[Dataset entries on figures]
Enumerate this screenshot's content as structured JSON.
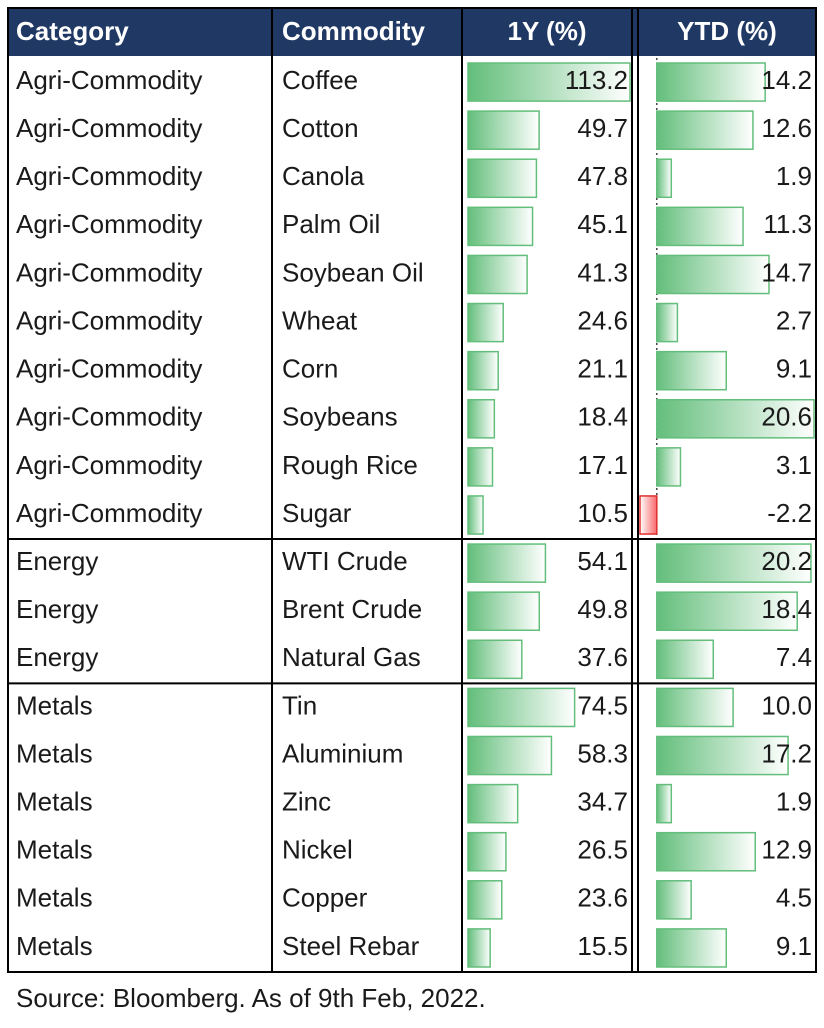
{
  "table": {
    "headers": [
      "Category",
      "Commodity",
      "1Y (%)",
      "YTD (%)"
    ],
    "rows": [
      [
        "Agri-Commodity",
        "Coffee",
        "113.2",
        "14.2"
      ],
      [
        "Agri-Commodity",
        "Cotton",
        "49.7",
        "12.6"
      ],
      [
        "Agri-Commodity",
        "Canola",
        "47.8",
        "1.9"
      ],
      [
        "Agri-Commodity",
        "Palm Oil",
        "45.1",
        "11.3"
      ],
      [
        "Agri-Commodity",
        "Soybean Oil",
        "41.3",
        "14.7"
      ],
      [
        "Agri-Commodity",
        "Wheat",
        "24.6",
        "2.7"
      ],
      [
        "Agri-Commodity",
        "Corn",
        "21.1",
        "9.1"
      ],
      [
        "Agri-Commodity",
        "Soybeans",
        "18.4",
        "20.6"
      ],
      [
        "Agri-Commodity",
        "Rough Rice",
        "17.1",
        "3.1"
      ],
      [
        "Agri-Commodity",
        "Sugar",
        "10.5",
        "-2.2"
      ],
      [
        "Energy",
        "WTI Crude",
        "54.1",
        "20.2"
      ],
      [
        "Energy",
        "Brent Crude",
        "49.8",
        "18.4"
      ],
      [
        "Energy",
        "Natural Gas",
        "37.6",
        "7.4"
      ],
      [
        "Metals",
        "Tin",
        "74.5",
        "10.0"
      ],
      [
        "Metals",
        "Aluminium",
        "58.3",
        "17.2"
      ],
      [
        "Metals",
        "Zinc",
        "34.7",
        "1.9"
      ],
      [
        "Metals",
        "Nickel",
        "26.5",
        "12.9"
      ],
      [
        "Metals",
        "Copper",
        "23.6",
        "4.5"
      ],
      [
        "Metals",
        "Steel Rebar",
        "15.5",
        "9.1"
      ]
    ]
  },
  "footer": {
    "source": "Source: Bloomberg. As of 9th Feb, 2022."
  }
}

> _YOUR GOAL_
Write out the whole listing again, exactly, with no pictures.

> _ANSWER FOR THE TASK_
Enumerate this screenshot's content as structured JSON.
{
  "table": {
    "headers": [
      "Category",
      "Commodity",
      "1Y (%)",
      "YTD (%)"
    ],
    "rows": [
      [
        "Agri-Commodity",
        "Coffee",
        "113.2",
        "14.2"
      ],
      [
        "Agri-Commodity",
        "Cotton",
        "49.7",
        "12.6"
      ],
      [
        "Agri-Commodity",
        "Canola",
        "47.8",
        "1.9"
      ],
      [
        "Agri-Commodity",
        "Palm Oil",
        "45.1",
        "11.3"
      ],
      [
        "Agri-Commodity",
        "Soybean Oil",
        "41.3",
        "14.7"
      ],
      [
        "Agri-Commodity",
        "Wheat",
        "24.6",
        "2.7"
      ],
      [
        "Agri-Commodity",
        "Corn",
        "21.1",
        "9.1"
      ],
      [
        "Agri-Commodity",
        "Soybeans",
        "18.4",
        "20.6"
      ],
      [
        "Agri-Commodity",
        "Rough Rice",
        "17.1",
        "3.1"
      ],
      [
        "Agri-Commodity",
        "Sugar",
        "10.5",
        "-2.2"
      ],
      [
        "Energy",
        "WTI Crude",
        "54.1",
        "20.2"
      ],
      [
        "Energy",
        "Brent Crude",
        "49.8",
        "18.4"
      ],
      [
        "Energy",
        "Natural Gas",
        "37.6",
        "7.4"
      ],
      [
        "Metals",
        "Tin",
        "74.5",
        "10.0"
      ],
      [
        "Metals",
        "Aluminium",
        "58.3",
        "17.2"
      ],
      [
        "Metals",
        "Zinc",
        "34.7",
        "1.9"
      ],
      [
        "Metals",
        "Nickel",
        "26.5",
        "12.9"
      ],
      [
        "Metals",
        "Copper",
        "23.6",
        "4.5"
      ],
      [
        "Metals",
        "Steel Rebar",
        "15.5",
        "9.1"
      ]
    ]
  },
  "footer": {
    "source": "Source: Bloomberg. As of 9th Feb, 2022."
  }
}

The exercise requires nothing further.